#### [Objective]
Find each line containing the string "content" and return it.

** Start Records for processing **

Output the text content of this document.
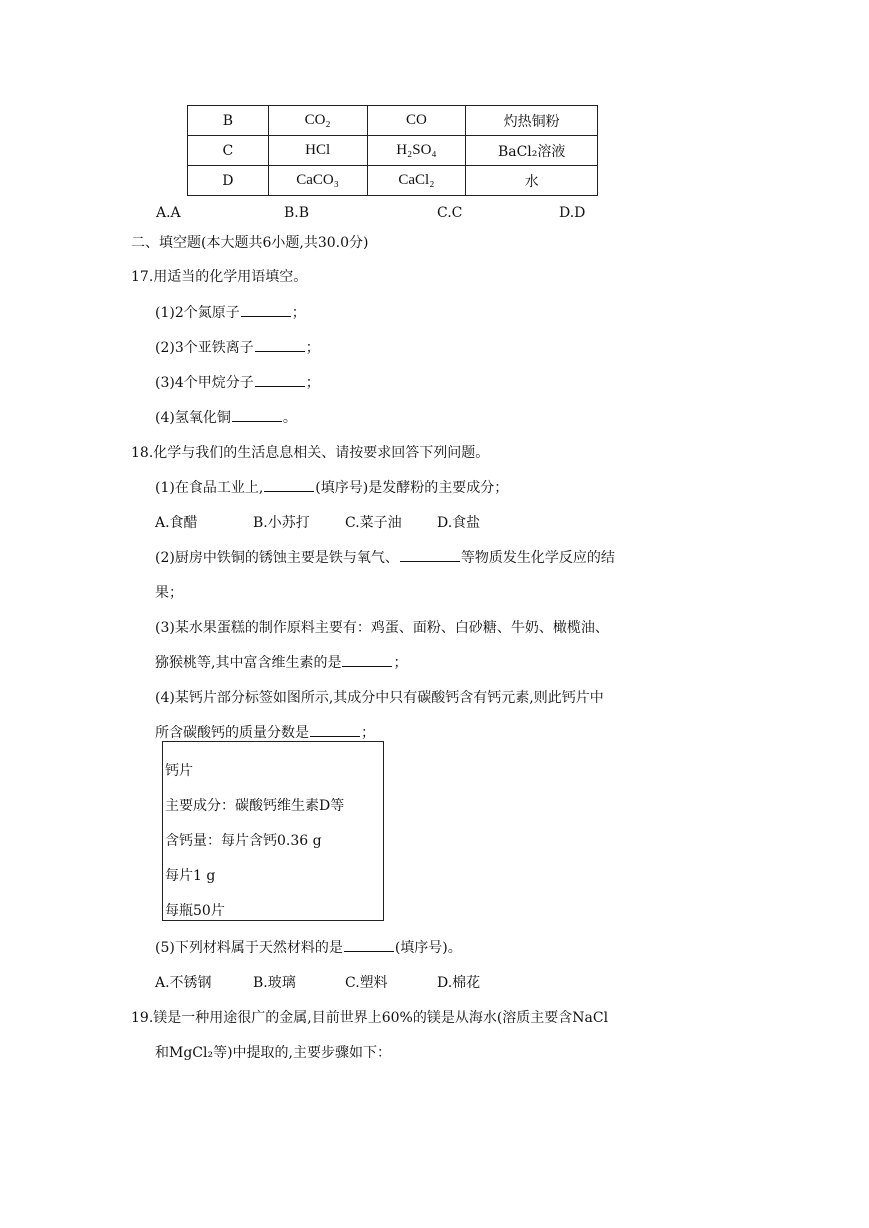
B	CO₂	CO	灼热铜粉
C	HCl	H₂SO₄	BaCl₂溶液
D	CaCO₃	CaCl₂	水
A.A	B.B	C.C	D.D
二、填空题(本大题共6小题,共30.0分)
17.用适当的化学用语填空。
(1)2个氮原子	；
(2)3个亚铁离子	；
(3)4个甲烷分子	；
(4)氢氧化铜	。
18.化学与我们的生活息息相关、请按要求回答下列问题。
(1)在食品工业上,	(填序号)是发酵粉的主要成分；
A.食醋	B.小苏打	C.菜子油	D.食盐
(2)厨房中铁铜的锈蚀主要是铁与氧气、	等物质发生化学反应的结
果；
(3)某水果蛋糕的制作原料主要有：鸡蛋、面粉、白砂糖、牛奶、橄榄油、
猕猴桃等,其中富含维生素的是	；
(4)某钙片部分标签如图所示,其成分中只有碳酸钙含有钙元素,则此钙片中
所含碳酸钙的质量分数是	；
钙片
主要成分：碳酸钙维生素D等
含钙量：每片含钙0.36 g
每片1 g
每瓶50片
(5)下列材料属于天然材料的是	(填序号)。
A.不锈钢	B.玻璃	C.塑料	D.棉花
19.镁是一种用途很广的金属,目前世界上60%的镁是从海水(溶质主要含NaCl
和MgCl₂等)中提取的,主要步骤如下：
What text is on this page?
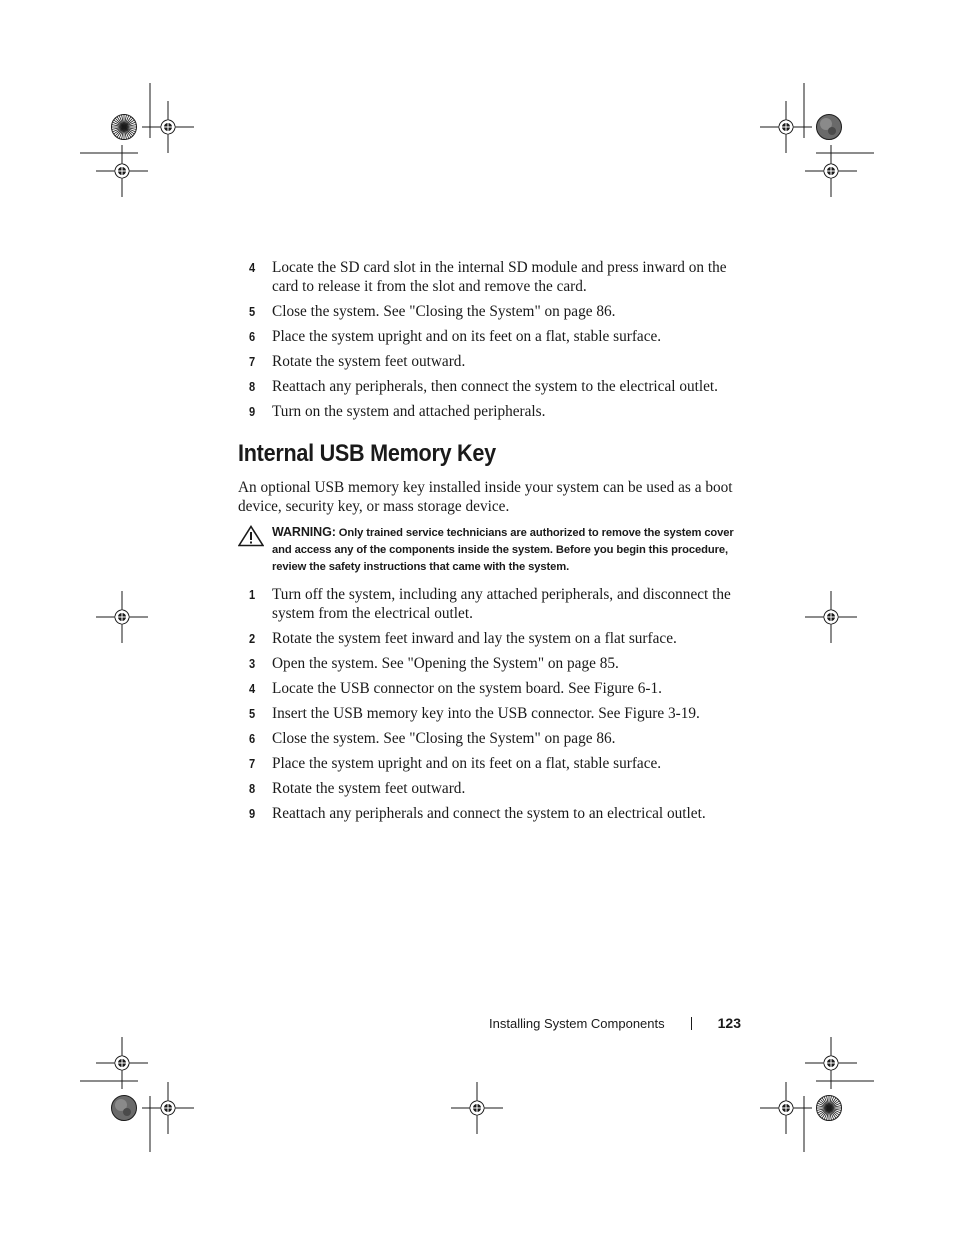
4 Locate the SD card slot in the internal SD module and press inward on the card to release it from the slot and remove the card.
5 Close the system. See "Closing the System" on page 86.
6 Place the system upright and on its feet on a flat, stable surface.
7 Rotate the system feet outward.
8 Reattach any peripherals, then connect the system to the electrical outlet.
9 Turn on the system and attached peripherals.
Internal USB Memory Key

An optional USB memory key installed inside your system can be used as a boot device, security key, or mass storage device.

WARNING: Only trained service technicians are authorized to remove the system cover and access any of the components inside the system. Before you begin this procedure, review the safety instructions that came with the system.
1 Turn off the system, including any attached peripherals, and disconnect the system from the electrical outlet.
2 Rotate the system feet inward and lay the system on a flat surface.
3 Open the system. See "Opening the System" on page 85.
4 Locate the USB connector on the system board. See Figure 6-1.
5 Insert the USB memory key into the USB connector. See Figure 3-19.
6 Close the system. See "Closing the System" on page 86.
7 Place the system upright and on its feet on a flat, stable surface.
8 Rotate the system feet outward.
9 Reattach any peripherals and connect the system to an electrical outlet.
Installing System Components	123
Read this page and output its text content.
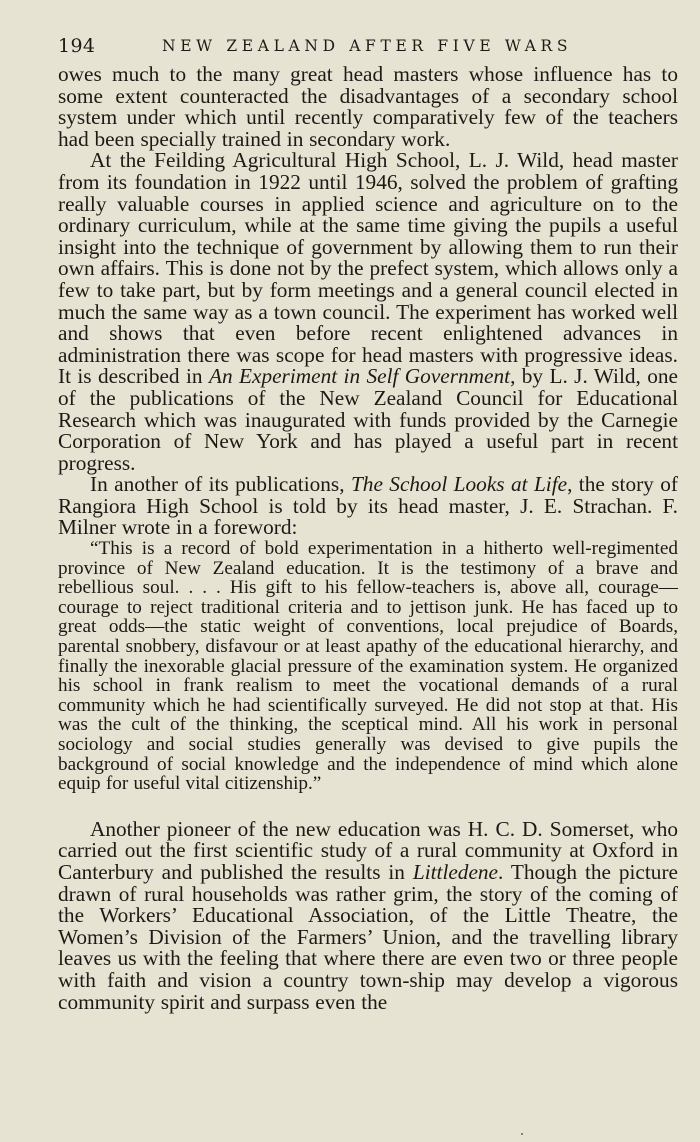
194	NEW ZEALAND AFTER FIVE WARS

owes much to the many great head masters whose influence has to some extent counteracted the disadvantages of a secondary school system under which until recently comparatively few of the teachers had been specially trained in secondary work.

At the Feilding Agricultural High School, L. J. Wild, head master from its foundation in 1922 until 1946, solved the problem of grafting really valuable courses in applied science and agriculture on to the ordinary curriculum, while at the same time giving the pupils a useful insight into the technique of government by allowing them to run their own affairs. This is done not by the prefect system, which allows only a few to take part, but by form meetings and a general council elected in much the same way as a town council. The experiment has worked well and shows that even before recent enlightened advances in administration there was scope for head masters with progressive ideas. It is described in An Experiment in Self Government, by L. J. Wild, one of the publications of the New Zealand Council for Educational Research which was inaugurated with funds provided by the Carnegie Corporation of New York and has played a useful part in recent progress.

In another of its publications, The School Looks at Life, the story of Rangiora High School is told by its head master, J. E. Strachan. F. Milner wrote in a foreword:

“This is a record of bold experimentation in a hitherto well-regimented province of New Zealand education. It is the testimony of a brave and rebellious soul. . . . His gift to his fellow-teachers is, above all, courage—courage to reject traditional criteria and to jettison junk. He has faced up to great odds—the static weight of conventions, local prejudice of Boards, parental snobbery, disfavour or at least apathy of the educational hierarchy, and finally the inexorable glacial pressure of the examination system. He organized his school in frank realism to meet the vocational demands of a rural community which he had scientifically surveyed. He did not stop at that. His was the cult of the thinking, the sceptical mind. All his work in personal sociology and social studies generally was devised to give pupils the background of social knowledge and the independence of mind which alone equip for useful vital citizenship.”

Another pioneer of the new education was H. C. D. Somerset, who carried out the first scientific study of a rural community at Oxford in Canterbury and published the results in Littledene. Though the picture drawn of rural households was rather grim, the story of the coming of the Workers’ Educational Association, of the Little Theatre, the Women’s Division of the Farmers’ Union, and the travelling library leaves us with the feeling that where there are even two or three people with faith and vision a country town-ship may develop a vigorous community spirit and surpass even the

** End Records for processing **

#### [Exercise solution]
Output the text content of this document.
Read this page and output its text content.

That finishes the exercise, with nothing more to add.